All continuations of the time series were evaluated using the Whittle method to determine the Hurst exponent and averaged. The results are presented in Table 2. For continuations of length 1024, the estimated Hurst exponent values were almost identical to the true values of the Hurst exponent for the original time series. The only exception is LightGBMLSS with the Gaussian_AutoGrad distribution when extending the series with the highest Hurst exponent H = 0.93 (in this case, all other indicators were also unsatisfactory).

As can be seen from the table, the lowest accuracy between the Hurst exponent of the original series and the predicted continuation was observed at high H values (0.90 and 0.93). At high Hurst exponent values (H > 0.85), the Hurst exponent values of the continuations deviate more significantly from the original time series values. This suggests that the methods may have more difficulty in capturing the long-range dependence of time series with higher Hurst exponent values.

3.3.2. Determining If the Increments Are Normally Distributed

The continuations obtained by all methods successfully passed the Anderson–Darling test [26] across the entire range of Hurst exponent values, except for CBU and LightGBMLSS with the Gaussian_AutoGrad distribution on high H values greater than 0.85.

3.3.3. Checking the Standard Deviation of the Increments

Another important aspect of evaluating the performance of the considered methods is to determine if the increments in the generated time series continuations Xc have a standard deviation equal to that of the original time series X, which in our case is equal to 1. This is crucial because it helps ensure that the methods maintain the same level of variability in the generated time series as in the original data.

All methods successfully extend the original time series, in which the standard deviation (SD) of the increments is equal to one, with continuations having SD of increments very close to one for Hurst exponent values below 0.85. For Hurst exponent values starting from 0.85, all methods show a decrease in the SD of increments, which is most noticeable at H = 0.93. In this case, CBU and LightGBMLSS with the Gaussian_AutoGrad distribution unsatisfactorily lower the SD to 0.2–0.4, while the other methods have SD of increments above 0.75 (Table 3).

This demonstrates that the two aforementioned methods (CBU and LightGBMLSS with the Gaussian_AutoGrad distribution) are the least adapted for extending fractal time series with long-range dependencies, while the other methods have relative issues only at the extreme Hurst exponent value of 0.93.

3.4. Investigating Forecasting Accuracy When Extending a Time Series of Length 1024 by 1024 Time Steps

In this experiment, when using the full evaluation dataset, not all methods were able to show results, as NGBoost, PGBM (even when using GPU), IBUG, Quantile Regression QuantReg (statsmodels package), and the quantile-forest package for Quantile Regression Forests turned out to be too slow to train sufficiently for comparable results.

We determine the deviation of forecasted quantiles Qdev using the “inter-quantile” measure (9). Lower values indicate better performance. Some methods provide high results only for H = 0.53 (i.e., very close to 0.5). These methods are LightGBMLSS Gaussian_AutoGrad and CBU (Table 4). However, when long-range dependencies are present in the time series, their results are significantly worse compared to other methods. Therefore, it is concluded that such methods are not suitable for the analysis of fractal time series.

## SUPPLIED ENTRIES
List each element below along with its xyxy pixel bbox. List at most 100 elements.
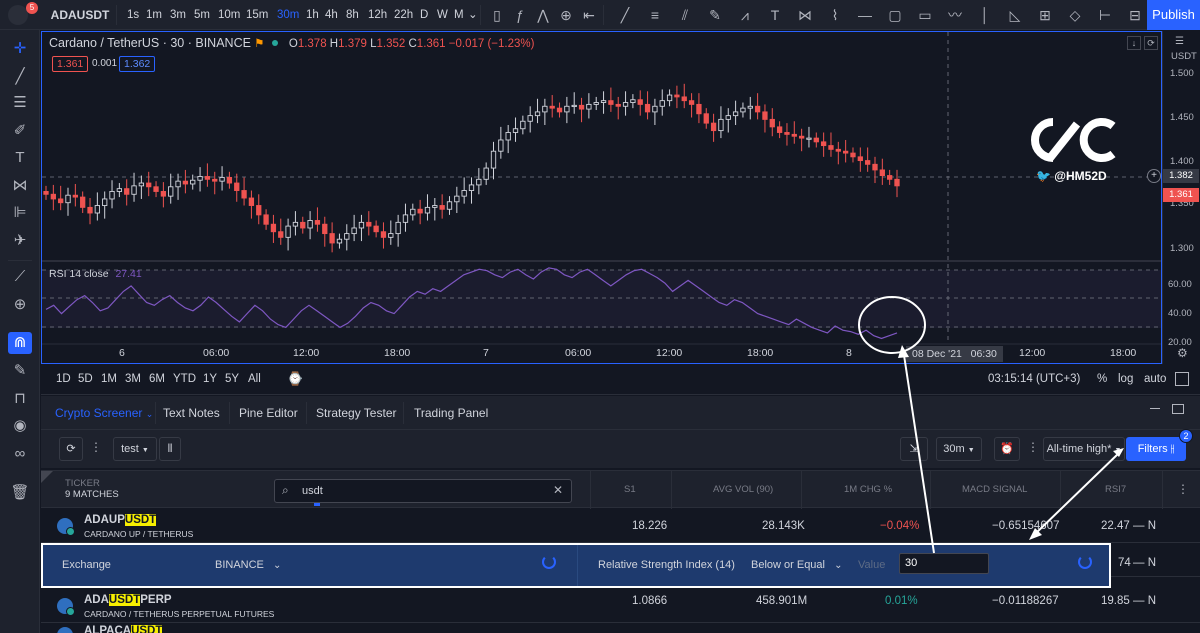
pattern-tool-icon[interactable]: ⋈ xyxy=(8,175,32,197)
prediction-tool-icon[interactable]: ⊫ xyxy=(8,202,32,224)
chart-settings-icon[interactable]: ⚙ xyxy=(1177,346,1188,360)
rsi-legend[interactable]: RSI 14 close 27.41 xyxy=(49,268,142,280)
range-1y[interactable]: 1Y xyxy=(203,373,217,385)
timeframe-W[interactable]: W xyxy=(437,7,448,23)
column-header-macd[interactable]: MACD SIGNAL xyxy=(962,484,1027,495)
zoom-icon[interactable]: ⊕ xyxy=(8,294,32,316)
text-icon[interactable]: T xyxy=(765,5,785,25)
table-row[interactable]: ADAUSDTPERP CARDANO / TETHERUS PERPETUAL… xyxy=(41,589,1200,623)
more-options-icon[interactable]: ⋮ xyxy=(90,440,102,454)
timeframe-8h[interactable]: 8h xyxy=(346,7,359,23)
fullscreen-icon[interactable] xyxy=(1175,372,1189,386)
timeframe-more-icon[interactable]: ⌄ xyxy=(468,7,478,23)
timeframe-12h[interactable]: 12h xyxy=(368,7,387,23)
collapse-corner[interactable] xyxy=(41,471,53,483)
timeframe-22h[interactable]: 22h xyxy=(394,7,413,23)
maximize-icon[interactable]: ⟳ xyxy=(1144,36,1158,50)
tab-text-notes[interactable]: Text Notes xyxy=(163,396,220,430)
timeframe-4h[interactable]: 4h xyxy=(325,7,338,23)
reset-filter-icon[interactable] xyxy=(542,555,556,569)
brush-tool-icon[interactable]: ✐ xyxy=(8,120,32,142)
candlestick-chart[interactable] xyxy=(42,32,1161,363)
timeframe-10m[interactable]: 10m xyxy=(218,7,240,23)
goto-date-icon[interactable]: ⌚ xyxy=(287,371,303,387)
path-icon[interactable]: ⌇ xyxy=(825,5,845,25)
currency-label[interactable]: USDT xyxy=(1171,51,1197,62)
range-ytd[interactable]: YTD xyxy=(173,373,196,385)
tab-pine-editor[interactable]: Pine Editor xyxy=(239,396,298,430)
text-tool-icon[interactable]: T xyxy=(8,147,32,169)
ticker-search-input[interactable]: ⌕ usdt ✕ xyxy=(274,479,572,503)
publish-button[interactable]: Publish xyxy=(1147,0,1200,30)
watchlist-select[interactable]: test ▼ xyxy=(113,437,157,461)
log-toggle[interactable]: log xyxy=(1118,373,1133,385)
candles-icon[interactable]: ▯ xyxy=(487,5,507,25)
tab-strategy-tester[interactable]: Strategy Tester xyxy=(316,396,396,430)
range-1d[interactable]: 1D xyxy=(56,373,71,385)
timeframe-5m[interactable]: 5m xyxy=(194,7,210,23)
trendline-tool-icon[interactable]: ╱ xyxy=(8,66,32,88)
brush-icon[interactable]: ✎ xyxy=(705,5,725,25)
exchange-select[interactable]: BINANCE ⌄ xyxy=(215,559,281,571)
interval-select[interactable]: 30m ▼ xyxy=(936,437,982,461)
clear-search-icon[interactable]: ✕ xyxy=(553,483,563,497)
range-5d[interactable]: 5D xyxy=(78,373,93,385)
callout-icon[interactable]: ▭ xyxy=(915,5,935,25)
more-options-icon-2[interactable]: ⋮ xyxy=(1027,440,1039,454)
vertical-line-icon[interactable]: │ xyxy=(975,5,995,25)
export-button[interactable]: ⇲ xyxy=(900,437,928,461)
column-header-avg-vol[interactable]: AVG VOL (90) xyxy=(713,484,773,495)
hlines-icon[interactable]: ≡ xyxy=(645,5,665,25)
horizontal-ray-icon[interactable]: — xyxy=(855,5,875,25)
chart-pane[interactable] xyxy=(41,31,1162,364)
tab-crypto-screener[interactable]: Crypto Screener ⌄ xyxy=(55,396,153,430)
xabcd-icon[interactable]: ⋈ xyxy=(795,5,815,25)
table-row[interactable]: ADAUPUSDT CARDANO UP / TETHERUS 18.226 2… xyxy=(41,509,1200,543)
templates-icon[interactable]: ⋀ xyxy=(533,5,553,25)
symbol-title[interactable]: Cardano / TetherUS · 30 · BINANCE xyxy=(49,36,251,50)
timeframe-M[interactable]: M xyxy=(454,7,464,23)
reset-filter-icon-2[interactable] xyxy=(1078,555,1092,569)
ticker-column-header[interactable]: TICKER xyxy=(65,478,100,489)
lock-drawing-icon[interactable]: ✎ xyxy=(8,360,32,382)
link-icon[interactable]: ∞ xyxy=(8,443,32,465)
sell-button[interactable]: 1.361 xyxy=(52,56,89,72)
clock[interactable]: 03:15:14 (UTC+3) xyxy=(988,373,1080,385)
rectangle-icon[interactable]: ▢ xyxy=(885,5,905,25)
ruler-icon[interactable]: ◇ xyxy=(1065,5,1085,25)
tab-trading-panel[interactable]: Trading Panel xyxy=(414,396,488,430)
eraser-icon[interactable]: ⊟ xyxy=(1125,5,1145,25)
column-header-rsi7[interactable]: RSI7 xyxy=(1105,484,1126,495)
eye-icon[interactable]: ◉ xyxy=(8,415,32,437)
timeframe-1m[interactable]: 1m xyxy=(146,7,162,23)
column-header-1m-chg[interactable]: 1M CHG % xyxy=(844,484,892,495)
panel-minimize-icon[interactable] xyxy=(1150,408,1160,409)
timeframe-30m[interactable]: 30m xyxy=(277,7,299,23)
range-6m[interactable]: 6M xyxy=(149,373,165,385)
filters-button[interactable]: Filters ⫲ xyxy=(1126,437,1186,461)
menu-button[interactable] xyxy=(8,5,28,25)
column-header-s1[interactable]: S1 xyxy=(624,484,636,495)
measure-icon[interactable]: ⊞ xyxy=(1035,5,1055,25)
range-3m[interactable]: 3M xyxy=(125,373,141,385)
trash-icon[interactable]: 🗑 xyxy=(8,482,32,504)
indicators-icon[interactable]: ƒ xyxy=(510,5,530,25)
column-set-select[interactable]: All-time high* ▼ xyxy=(1043,437,1125,461)
fib-icon[interactable]: ◺ xyxy=(1005,5,1025,25)
fib-tool-icon[interactable]: ☰ xyxy=(8,92,32,114)
scale-settings-icon[interactable]: ☰ xyxy=(1175,36,1184,47)
range-all[interactable]: All xyxy=(248,373,261,385)
columns-icon[interactable]: ⦀ xyxy=(159,437,181,461)
polyline-icon[interactable]: 〰 xyxy=(945,5,965,25)
range-1m[interactable]: 1M xyxy=(101,373,117,385)
symbol-search-button[interactable]: ADAUSDT xyxy=(50,0,110,30)
column-menu-icon[interactable]: ⋮ xyxy=(1177,482,1189,496)
scroll-to-end-icon[interactable]: ↓ xyxy=(1127,36,1141,50)
timeframe-1h[interactable]: 1h xyxy=(306,7,319,23)
condition-select[interactable]: Below or Equal ⌄ xyxy=(751,559,842,571)
icons-tool-icon[interactable]: ✈ xyxy=(8,230,32,252)
crosshair-icon[interactable]: ✛ xyxy=(8,38,32,60)
timeframe-D[interactable]: D xyxy=(420,7,428,23)
timeframe-3m[interactable]: 3m xyxy=(170,7,186,23)
buy-button[interactable]: 1.362 xyxy=(119,56,156,72)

## WHAT IS ASKED
In the excerpt on extending fractal time series, what range did CBU and LightGBMLSS with the Gaussian_AutoGrad distribution lower the standard deviation of increments to at H = 0.93?

## SOLUTION TO THE PROBLEM
0.2–0.4